=== DATA RECORDS ===
───

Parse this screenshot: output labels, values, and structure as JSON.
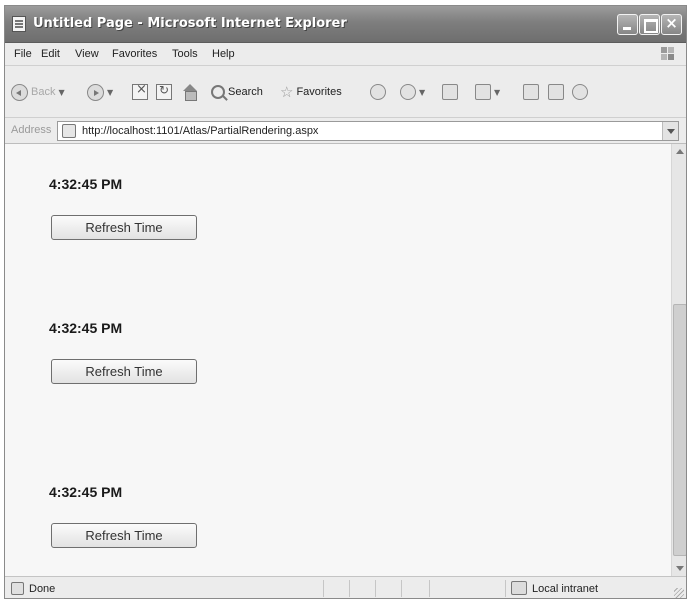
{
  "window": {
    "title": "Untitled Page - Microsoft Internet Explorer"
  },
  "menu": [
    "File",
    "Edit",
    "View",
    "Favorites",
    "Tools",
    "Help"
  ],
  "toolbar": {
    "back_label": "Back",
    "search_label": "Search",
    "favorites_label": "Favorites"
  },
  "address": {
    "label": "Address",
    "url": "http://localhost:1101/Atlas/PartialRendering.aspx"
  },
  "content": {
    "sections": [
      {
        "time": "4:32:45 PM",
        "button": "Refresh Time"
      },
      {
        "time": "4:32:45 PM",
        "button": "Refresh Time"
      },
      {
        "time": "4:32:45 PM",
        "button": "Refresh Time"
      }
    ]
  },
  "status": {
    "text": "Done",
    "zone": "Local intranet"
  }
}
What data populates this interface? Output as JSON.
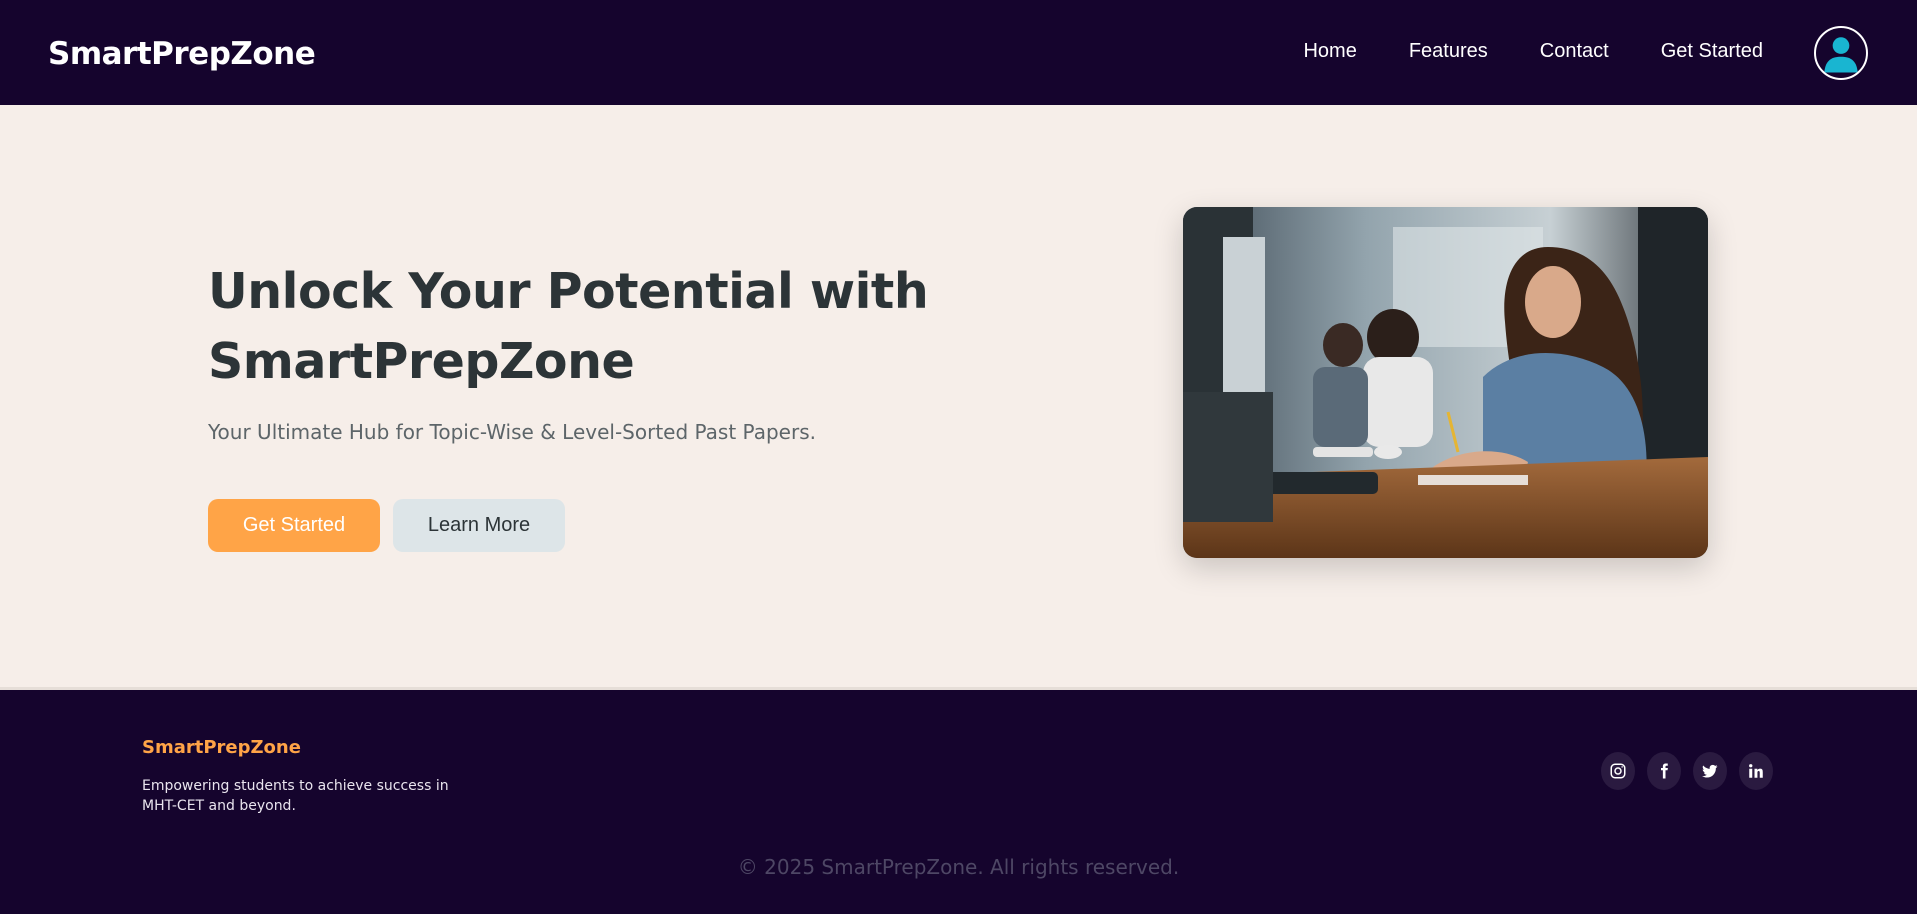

───

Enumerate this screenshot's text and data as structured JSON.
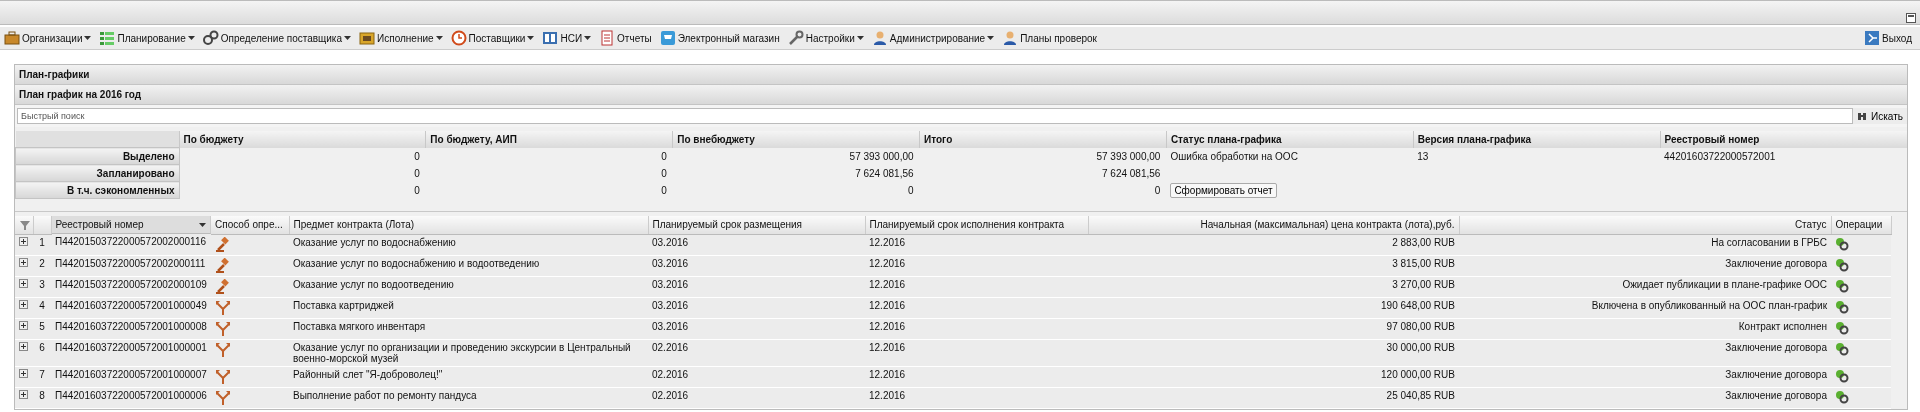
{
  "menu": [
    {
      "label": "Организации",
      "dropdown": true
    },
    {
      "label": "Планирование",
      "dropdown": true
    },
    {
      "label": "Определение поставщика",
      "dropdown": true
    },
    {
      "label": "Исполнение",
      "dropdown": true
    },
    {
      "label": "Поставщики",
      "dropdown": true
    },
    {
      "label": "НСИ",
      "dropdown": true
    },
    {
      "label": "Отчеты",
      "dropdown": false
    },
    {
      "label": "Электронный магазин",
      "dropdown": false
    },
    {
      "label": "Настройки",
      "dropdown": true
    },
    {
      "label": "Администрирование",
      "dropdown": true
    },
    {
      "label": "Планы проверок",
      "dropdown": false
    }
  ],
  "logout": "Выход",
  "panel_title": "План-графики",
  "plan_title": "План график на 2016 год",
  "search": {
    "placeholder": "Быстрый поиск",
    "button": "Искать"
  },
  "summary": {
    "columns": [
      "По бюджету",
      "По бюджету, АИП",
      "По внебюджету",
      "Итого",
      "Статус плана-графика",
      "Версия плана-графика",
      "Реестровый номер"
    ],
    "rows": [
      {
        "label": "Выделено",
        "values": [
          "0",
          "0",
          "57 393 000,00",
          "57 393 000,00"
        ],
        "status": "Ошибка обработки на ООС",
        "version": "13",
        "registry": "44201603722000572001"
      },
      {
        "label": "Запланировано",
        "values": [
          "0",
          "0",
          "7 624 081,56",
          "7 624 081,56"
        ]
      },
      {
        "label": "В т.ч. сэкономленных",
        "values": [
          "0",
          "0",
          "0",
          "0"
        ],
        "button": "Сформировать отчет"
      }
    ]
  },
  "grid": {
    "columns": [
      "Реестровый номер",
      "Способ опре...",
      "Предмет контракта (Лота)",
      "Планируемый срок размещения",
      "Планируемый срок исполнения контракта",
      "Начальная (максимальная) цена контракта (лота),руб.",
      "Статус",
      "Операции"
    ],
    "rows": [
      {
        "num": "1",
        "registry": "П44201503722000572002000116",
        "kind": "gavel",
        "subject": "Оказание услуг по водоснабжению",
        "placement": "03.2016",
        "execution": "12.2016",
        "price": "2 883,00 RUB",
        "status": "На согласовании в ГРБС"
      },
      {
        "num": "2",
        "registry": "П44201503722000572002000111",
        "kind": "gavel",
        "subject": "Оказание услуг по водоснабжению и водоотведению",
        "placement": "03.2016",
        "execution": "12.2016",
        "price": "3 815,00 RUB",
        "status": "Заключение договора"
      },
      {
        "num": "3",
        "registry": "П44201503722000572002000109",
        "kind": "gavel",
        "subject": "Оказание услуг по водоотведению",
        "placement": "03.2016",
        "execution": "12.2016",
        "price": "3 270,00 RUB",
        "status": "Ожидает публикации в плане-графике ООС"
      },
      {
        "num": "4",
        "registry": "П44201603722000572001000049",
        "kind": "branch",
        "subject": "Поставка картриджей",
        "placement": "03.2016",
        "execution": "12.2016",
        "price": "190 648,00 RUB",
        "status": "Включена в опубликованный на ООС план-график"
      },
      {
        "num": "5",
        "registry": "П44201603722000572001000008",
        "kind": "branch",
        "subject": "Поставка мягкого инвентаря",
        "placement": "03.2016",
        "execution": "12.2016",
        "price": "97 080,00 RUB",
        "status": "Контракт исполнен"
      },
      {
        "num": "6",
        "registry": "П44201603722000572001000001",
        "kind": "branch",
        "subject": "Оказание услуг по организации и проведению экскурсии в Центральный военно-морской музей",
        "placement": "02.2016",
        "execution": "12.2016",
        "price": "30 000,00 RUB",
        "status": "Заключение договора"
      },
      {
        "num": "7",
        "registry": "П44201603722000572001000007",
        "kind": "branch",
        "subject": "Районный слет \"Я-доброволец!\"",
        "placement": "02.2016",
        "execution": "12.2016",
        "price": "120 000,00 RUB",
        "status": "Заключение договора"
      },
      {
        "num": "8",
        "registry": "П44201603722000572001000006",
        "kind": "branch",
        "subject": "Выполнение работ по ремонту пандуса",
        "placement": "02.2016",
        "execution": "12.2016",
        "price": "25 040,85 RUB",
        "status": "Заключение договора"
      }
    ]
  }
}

───

=== GOAL OF THE EXERCISE ===
Begin with the line that contains "Parse this screenshot: output", end with the line that contains "What data populates", and set down every line in that range exactly as it stands, minus the pictures.

=== WRITTEN RESPONSE ===
Parse this screenshot: output labels, values, and structure as JSON.
{
  "window": {
    "title": "Untitled Page - Microsoft Internet Explorer"
  },
  "menu": [
    "File",
    "Edit",
    "View",
    "Favorites",
    "Tools",
    "Help"
  ],
  "toolbar": {
    "back_label": "Back",
    "search_label": "Search",
    "favorites_label": "Favorites"
  },
  "address": {
    "label": "Address",
    "url": "http://localhost:1101/Atlas/PartialRendering.aspx"
  },
  "content": {
    "sections": [
      {
        "time": "4:32:45 PM",
        "button": "Refresh Time"
      },
      {
        "time": "4:32:45 PM",
        "button": "Refresh Time"
      },
      {
        "time": "4:32:45 PM",
        "button": "Refresh Time"
      }
    ]
  },
  "status": {
    "text": "Done",
    "zone": "Local intranet"
  }
}
What data populates this interface? Output as JSON.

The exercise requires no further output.